The task: Without including any image, retype the records word for word.

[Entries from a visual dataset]
━━━━

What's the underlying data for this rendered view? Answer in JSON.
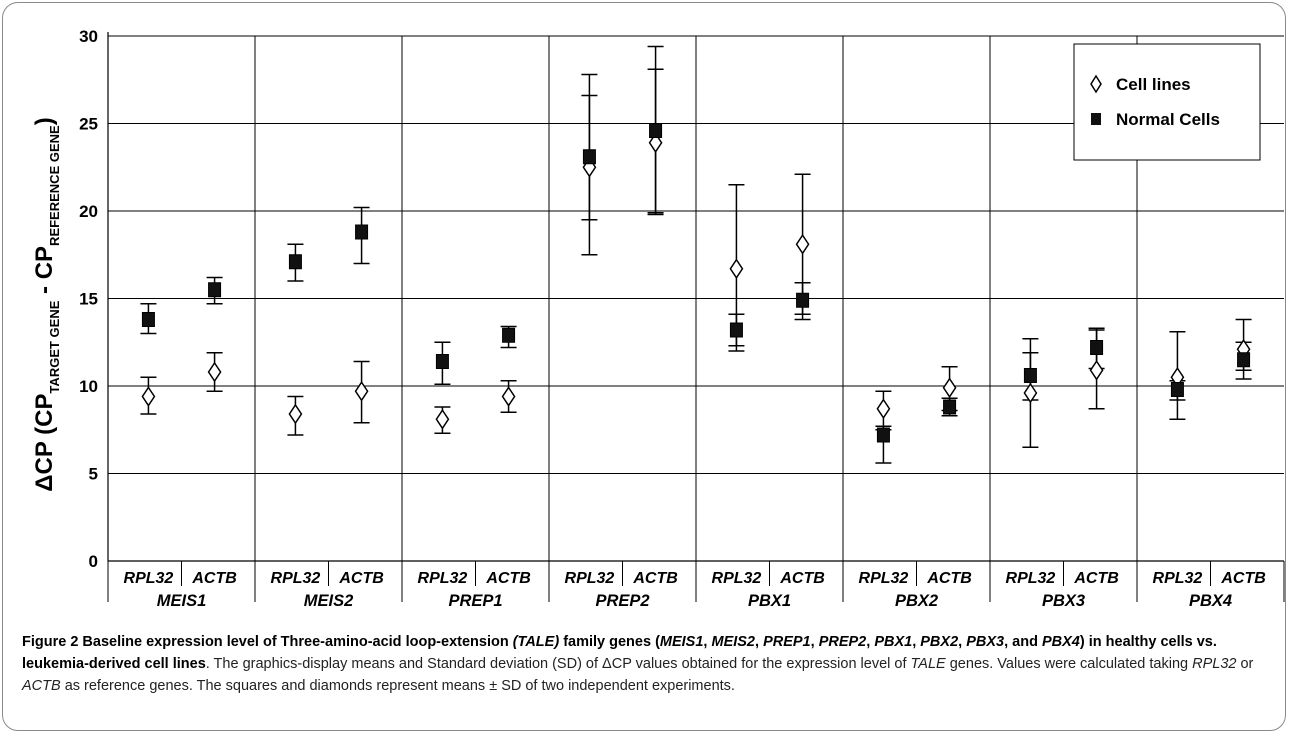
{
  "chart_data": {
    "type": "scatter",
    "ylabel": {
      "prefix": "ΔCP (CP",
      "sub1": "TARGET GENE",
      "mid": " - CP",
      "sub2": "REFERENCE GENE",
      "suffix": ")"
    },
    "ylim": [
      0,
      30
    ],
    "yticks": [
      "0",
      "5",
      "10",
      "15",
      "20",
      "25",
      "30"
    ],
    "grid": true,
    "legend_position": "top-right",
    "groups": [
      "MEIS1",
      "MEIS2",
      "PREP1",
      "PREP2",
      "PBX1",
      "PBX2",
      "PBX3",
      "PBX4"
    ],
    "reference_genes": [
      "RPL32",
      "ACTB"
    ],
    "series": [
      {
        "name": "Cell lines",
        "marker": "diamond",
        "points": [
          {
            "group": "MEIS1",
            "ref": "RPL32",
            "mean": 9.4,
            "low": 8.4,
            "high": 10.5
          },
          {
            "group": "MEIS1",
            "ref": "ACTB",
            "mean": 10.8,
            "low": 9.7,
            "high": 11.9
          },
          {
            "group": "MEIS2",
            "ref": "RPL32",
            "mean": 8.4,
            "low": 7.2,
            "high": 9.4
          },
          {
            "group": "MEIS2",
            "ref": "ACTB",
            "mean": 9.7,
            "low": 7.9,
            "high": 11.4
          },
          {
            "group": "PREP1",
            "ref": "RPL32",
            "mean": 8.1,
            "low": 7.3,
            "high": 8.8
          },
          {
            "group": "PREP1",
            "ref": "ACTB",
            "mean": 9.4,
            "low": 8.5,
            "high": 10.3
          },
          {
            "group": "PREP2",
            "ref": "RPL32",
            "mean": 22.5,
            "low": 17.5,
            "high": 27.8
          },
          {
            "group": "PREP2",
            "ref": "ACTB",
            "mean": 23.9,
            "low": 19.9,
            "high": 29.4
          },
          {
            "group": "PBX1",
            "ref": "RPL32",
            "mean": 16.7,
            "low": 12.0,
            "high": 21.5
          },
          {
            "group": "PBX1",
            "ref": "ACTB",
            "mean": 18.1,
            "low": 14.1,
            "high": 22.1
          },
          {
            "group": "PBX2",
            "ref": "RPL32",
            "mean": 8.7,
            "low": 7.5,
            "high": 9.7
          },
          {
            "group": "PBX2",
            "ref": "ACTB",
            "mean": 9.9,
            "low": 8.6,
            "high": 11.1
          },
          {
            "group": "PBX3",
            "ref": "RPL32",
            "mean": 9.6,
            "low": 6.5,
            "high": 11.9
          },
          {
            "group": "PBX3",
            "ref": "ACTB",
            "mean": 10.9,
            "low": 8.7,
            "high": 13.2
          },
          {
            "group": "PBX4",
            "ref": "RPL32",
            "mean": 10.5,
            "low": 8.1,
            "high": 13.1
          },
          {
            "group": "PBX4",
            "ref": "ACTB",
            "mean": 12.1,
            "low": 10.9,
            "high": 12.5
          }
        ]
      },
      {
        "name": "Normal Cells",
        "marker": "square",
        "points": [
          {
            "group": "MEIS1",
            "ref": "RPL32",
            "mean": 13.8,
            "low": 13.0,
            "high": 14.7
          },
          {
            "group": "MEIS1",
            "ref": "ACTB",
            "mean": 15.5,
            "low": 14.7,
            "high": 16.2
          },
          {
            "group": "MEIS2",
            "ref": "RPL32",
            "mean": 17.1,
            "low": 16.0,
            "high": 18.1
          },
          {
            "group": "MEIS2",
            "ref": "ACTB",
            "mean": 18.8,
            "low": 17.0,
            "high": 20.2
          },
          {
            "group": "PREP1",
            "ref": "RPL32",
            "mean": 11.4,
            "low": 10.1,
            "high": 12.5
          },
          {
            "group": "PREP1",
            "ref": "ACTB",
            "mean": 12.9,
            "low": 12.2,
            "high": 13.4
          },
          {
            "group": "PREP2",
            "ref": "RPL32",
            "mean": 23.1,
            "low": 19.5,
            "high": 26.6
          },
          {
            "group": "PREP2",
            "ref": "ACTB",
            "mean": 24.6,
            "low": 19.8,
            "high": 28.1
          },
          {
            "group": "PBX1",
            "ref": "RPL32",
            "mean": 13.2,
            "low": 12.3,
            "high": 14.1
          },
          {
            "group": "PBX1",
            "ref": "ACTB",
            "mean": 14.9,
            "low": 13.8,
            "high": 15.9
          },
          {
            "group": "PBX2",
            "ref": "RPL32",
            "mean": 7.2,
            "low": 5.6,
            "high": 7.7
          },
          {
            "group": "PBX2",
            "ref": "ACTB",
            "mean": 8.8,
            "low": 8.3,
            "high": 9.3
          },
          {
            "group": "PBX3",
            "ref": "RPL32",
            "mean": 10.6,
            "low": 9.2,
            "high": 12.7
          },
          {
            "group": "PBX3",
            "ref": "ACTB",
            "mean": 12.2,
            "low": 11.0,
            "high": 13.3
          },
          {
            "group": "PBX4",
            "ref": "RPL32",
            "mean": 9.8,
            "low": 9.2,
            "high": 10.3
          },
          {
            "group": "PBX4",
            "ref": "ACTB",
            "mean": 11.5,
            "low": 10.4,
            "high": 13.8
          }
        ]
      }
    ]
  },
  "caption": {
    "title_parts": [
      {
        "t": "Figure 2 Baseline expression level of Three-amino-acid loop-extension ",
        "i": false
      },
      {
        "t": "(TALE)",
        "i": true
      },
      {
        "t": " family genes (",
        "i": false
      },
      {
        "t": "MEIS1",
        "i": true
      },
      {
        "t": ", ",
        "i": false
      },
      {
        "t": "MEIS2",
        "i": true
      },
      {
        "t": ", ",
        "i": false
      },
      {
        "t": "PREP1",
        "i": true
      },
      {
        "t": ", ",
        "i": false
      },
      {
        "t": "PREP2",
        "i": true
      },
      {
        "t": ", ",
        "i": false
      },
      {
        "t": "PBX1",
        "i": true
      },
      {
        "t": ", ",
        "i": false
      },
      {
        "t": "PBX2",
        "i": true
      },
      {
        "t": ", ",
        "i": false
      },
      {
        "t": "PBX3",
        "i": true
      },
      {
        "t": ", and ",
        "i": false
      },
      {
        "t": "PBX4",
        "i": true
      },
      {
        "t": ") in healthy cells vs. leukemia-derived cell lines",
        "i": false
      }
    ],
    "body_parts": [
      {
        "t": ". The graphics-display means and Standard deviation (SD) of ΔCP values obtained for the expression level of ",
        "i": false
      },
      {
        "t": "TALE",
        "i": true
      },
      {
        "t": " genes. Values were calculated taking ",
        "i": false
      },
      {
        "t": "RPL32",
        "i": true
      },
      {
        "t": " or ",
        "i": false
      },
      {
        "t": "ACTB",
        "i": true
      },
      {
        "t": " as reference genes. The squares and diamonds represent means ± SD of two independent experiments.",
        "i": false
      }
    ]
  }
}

━━━━

Result:
What's the underlying data for this rendered view? Answer in JSON.
{
  "chart_data": {
    "type": "scatter",
    "ylabel": {
      "prefix": "ΔCP (CP",
      "sub1": "TARGET GENE",
      "mid": " - CP",
      "sub2": "REFERENCE GENE",
      "suffix": ")"
    },
    "ylim": [
      0,
      30
    ],
    "yticks": [
      "0",
      "5",
      "10",
      "15",
      "20",
      "25",
      "30"
    ],
    "grid": true,
    "legend_position": "top-right",
    "groups": [
      "MEIS1",
      "MEIS2",
      "PREP1",
      "PREP2",
      "PBX1",
      "PBX2",
      "PBX3",
      "PBX4"
    ],
    "reference_genes": [
      "RPL32",
      "ACTB"
    ],
    "series": [
      {
        "name": "Cell lines",
        "marker": "diamond",
        "points": [
          {
            "group": "MEIS1",
            "ref": "RPL32",
            "mean": 9.4,
            "low": 8.4,
            "high": 10.5
          },
          {
            "group": "MEIS1",
            "ref": "ACTB",
            "mean": 10.8,
            "low": 9.7,
            "high": 11.9
          },
          {
            "group": "MEIS2",
            "ref": "RPL32",
            "mean": 8.4,
            "low": 7.2,
            "high": 9.4
          },
          {
            "group": "MEIS2",
            "ref": "ACTB",
            "mean": 9.7,
            "low": 7.9,
            "high": 11.4
          },
          {
            "group": "PREP1",
            "ref": "RPL32",
            "mean": 8.1,
            "low": 7.3,
            "high": 8.8
          },
          {
            "group": "PREP1",
            "ref": "ACTB",
            "mean": 9.4,
            "low": 8.5,
            "high": 10.3
          },
          {
            "group": "PREP2",
            "ref": "RPL32",
            "mean": 22.5,
            "low": 17.5,
            "high": 27.8
          },
          {
            "group": "PREP2",
            "ref": "ACTB",
            "mean": 23.9,
            "low": 19.9,
            "high": 29.4
          },
          {
            "group": "PBX1",
            "ref": "RPL32",
            "mean": 16.7,
            "low": 12.0,
            "high": 21.5
          },
          {
            "group": "PBX1",
            "ref": "ACTB",
            "mean": 18.1,
            "low": 14.1,
            "high": 22.1
          },
          {
            "group": "PBX2",
            "ref": "RPL32",
            "mean": 8.7,
            "low": 7.5,
            "high": 9.7
          },
          {
            "group": "PBX2",
            "ref": "ACTB",
            "mean": 9.9,
            "low": 8.6,
            "high": 11.1
          },
          {
            "group": "PBX3",
            "ref": "RPL32",
            "mean": 9.6,
            "low": 6.5,
            "high": 11.9
          },
          {
            "group": "PBX3",
            "ref": "ACTB",
            "mean": 10.9,
            "low": 8.7,
            "high": 13.2
          },
          {
            "group": "PBX4",
            "ref": "RPL32",
            "mean": 10.5,
            "low": 8.1,
            "high": 13.1
          },
          {
            "group": "PBX4",
            "ref": "ACTB",
            "mean": 12.1,
            "low": 10.9,
            "high": 12.5
          }
        ]
      },
      {
        "name": "Normal Cells",
        "marker": "square",
        "points": [
          {
            "group": "MEIS1",
            "ref": "RPL32",
            "mean": 13.8,
            "low": 13.0,
            "high": 14.7
          },
          {
            "group": "MEIS1",
            "ref": "ACTB",
            "mean": 15.5,
            "low": 14.7,
            "high": 16.2
          },
          {
            "group": "MEIS2",
            "ref": "RPL32",
            "mean": 17.1,
            "low": 16.0,
            "high": 18.1
          },
          {
            "group": "MEIS2",
            "ref": "ACTB",
            "mean": 18.8,
            "low": 17.0,
            "high": 20.2
          },
          {
            "group": "PREP1",
            "ref": "RPL32",
            "mean": 11.4,
            "low": 10.1,
            "high": 12.5
          },
          {
            "group": "PREP1",
            "ref": "ACTB",
            "mean": 12.9,
            "low": 12.2,
            "high": 13.4
          },
          {
            "group": "PREP2",
            "ref": "RPL32",
            "mean": 23.1,
            "low": 19.5,
            "high": 26.6
          },
          {
            "group": "PREP2",
            "ref": "ACTB",
            "mean": 24.6,
            "low": 19.8,
            "high": 28.1
          },
          {
            "group": "PBX1",
            "ref": "RPL32",
            "mean": 13.2,
            "low": 12.3,
            "high": 14.1
          },
          {
            "group": "PBX1",
            "ref": "ACTB",
            "mean": 14.9,
            "low": 13.8,
            "high": 15.9
          },
          {
            "group": "PBX2",
            "ref": "RPL32",
            "mean": 7.2,
            "low": 5.6,
            "high": 7.7
          },
          {
            "group": "PBX2",
            "ref": "ACTB",
            "mean": 8.8,
            "low": 8.3,
            "high": 9.3
          },
          {
            "group": "PBX3",
            "ref": "RPL32",
            "mean": 10.6,
            "low": 9.2,
            "high": 12.7
          },
          {
            "group": "PBX3",
            "ref": "ACTB",
            "mean": 12.2,
            "low": 11.0,
            "high": 13.3
          },
          {
            "group": "PBX4",
            "ref": "RPL32",
            "mean": 9.8,
            "low": 9.2,
            "high": 10.3
          },
          {
            "group": "PBX4",
            "ref": "ACTB",
            "mean": 11.5,
            "low": 10.4,
            "high": 13.8
          }
        ]
      }
    ]
  },
  "caption": {
    "title_parts": [
      {
        "t": "Figure 2 Baseline expression level of Three-amino-acid loop-extension ",
        "i": false
      },
      {
        "t": "(TALE)",
        "i": true
      },
      {
        "t": " family genes (",
        "i": false
      },
      {
        "t": "MEIS1",
        "i": true
      },
      {
        "t": ", ",
        "i": false
      },
      {
        "t": "MEIS2",
        "i": true
      },
      {
        "t": ", ",
        "i": false
      },
      {
        "t": "PREP1",
        "i": true
      },
      {
        "t": ", ",
        "i": false
      },
      {
        "t": "PREP2",
        "i": true
      },
      {
        "t": ", ",
        "i": false
      },
      {
        "t": "PBX1",
        "i": true
      },
      {
        "t": ", ",
        "i": false
      },
      {
        "t": "PBX2",
        "i": true
      },
      {
        "t": ", ",
        "i": false
      },
      {
        "t": "PBX3",
        "i": true
      },
      {
        "t": ", and ",
        "i": false
      },
      {
        "t": "PBX4",
        "i": true
      },
      {
        "t": ") in healthy cells vs. leukemia-derived cell lines",
        "i": false
      }
    ],
    "body_parts": [
      {
        "t": ". The graphics-display means and Standard deviation (SD) of ΔCP values obtained for the expression level of ",
        "i": false
      },
      {
        "t": "TALE",
        "i": true
      },
      {
        "t": " genes. Values were calculated taking ",
        "i": false
      },
      {
        "t": "RPL32",
        "i": true
      },
      {
        "t": " or ",
        "i": false
      },
      {
        "t": "ACTB",
        "i": true
      },
      {
        "t": " as reference genes. The squares and diamonds represent means ± SD of two independent experiments.",
        "i": false
      }
    ]
  }
}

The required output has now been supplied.